◆ Directions
Identify the lines holding "Single" and copy them.

◆ Extracted material
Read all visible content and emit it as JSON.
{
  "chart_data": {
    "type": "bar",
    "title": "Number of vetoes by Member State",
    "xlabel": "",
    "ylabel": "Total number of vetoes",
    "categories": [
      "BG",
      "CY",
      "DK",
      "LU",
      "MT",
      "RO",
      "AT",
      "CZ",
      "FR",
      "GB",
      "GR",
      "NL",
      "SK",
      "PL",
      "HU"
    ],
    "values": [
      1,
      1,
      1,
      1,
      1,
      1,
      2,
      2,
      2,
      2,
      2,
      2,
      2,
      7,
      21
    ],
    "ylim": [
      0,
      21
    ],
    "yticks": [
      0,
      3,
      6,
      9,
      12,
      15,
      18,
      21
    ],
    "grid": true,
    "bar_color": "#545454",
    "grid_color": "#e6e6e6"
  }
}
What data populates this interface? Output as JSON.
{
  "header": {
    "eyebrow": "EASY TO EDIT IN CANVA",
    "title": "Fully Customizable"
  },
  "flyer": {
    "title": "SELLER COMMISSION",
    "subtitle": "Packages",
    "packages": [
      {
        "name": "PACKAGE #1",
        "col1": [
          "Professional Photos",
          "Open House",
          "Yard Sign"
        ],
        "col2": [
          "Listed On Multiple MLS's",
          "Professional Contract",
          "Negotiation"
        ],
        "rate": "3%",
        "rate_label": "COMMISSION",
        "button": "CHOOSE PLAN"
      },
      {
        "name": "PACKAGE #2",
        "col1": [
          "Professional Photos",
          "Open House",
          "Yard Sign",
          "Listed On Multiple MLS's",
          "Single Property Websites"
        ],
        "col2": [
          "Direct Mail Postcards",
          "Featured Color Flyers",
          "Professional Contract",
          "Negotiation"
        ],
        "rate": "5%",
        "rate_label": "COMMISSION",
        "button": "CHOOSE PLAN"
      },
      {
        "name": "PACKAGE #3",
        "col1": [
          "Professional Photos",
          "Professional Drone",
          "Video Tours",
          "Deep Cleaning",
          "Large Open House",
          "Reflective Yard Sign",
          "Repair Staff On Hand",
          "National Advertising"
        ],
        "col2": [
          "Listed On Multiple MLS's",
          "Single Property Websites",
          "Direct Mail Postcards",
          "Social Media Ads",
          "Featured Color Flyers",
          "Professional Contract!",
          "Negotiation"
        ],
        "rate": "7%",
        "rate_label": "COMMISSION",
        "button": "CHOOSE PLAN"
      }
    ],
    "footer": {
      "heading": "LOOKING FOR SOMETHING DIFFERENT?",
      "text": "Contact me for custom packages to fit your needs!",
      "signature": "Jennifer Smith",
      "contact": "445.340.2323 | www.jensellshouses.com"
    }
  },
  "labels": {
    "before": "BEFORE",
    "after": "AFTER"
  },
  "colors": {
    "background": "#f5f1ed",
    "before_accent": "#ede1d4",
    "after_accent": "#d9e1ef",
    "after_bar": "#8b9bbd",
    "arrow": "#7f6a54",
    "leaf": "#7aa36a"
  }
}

◆ Result of this task
          "Single Property Websites"
          "Single Property Websites",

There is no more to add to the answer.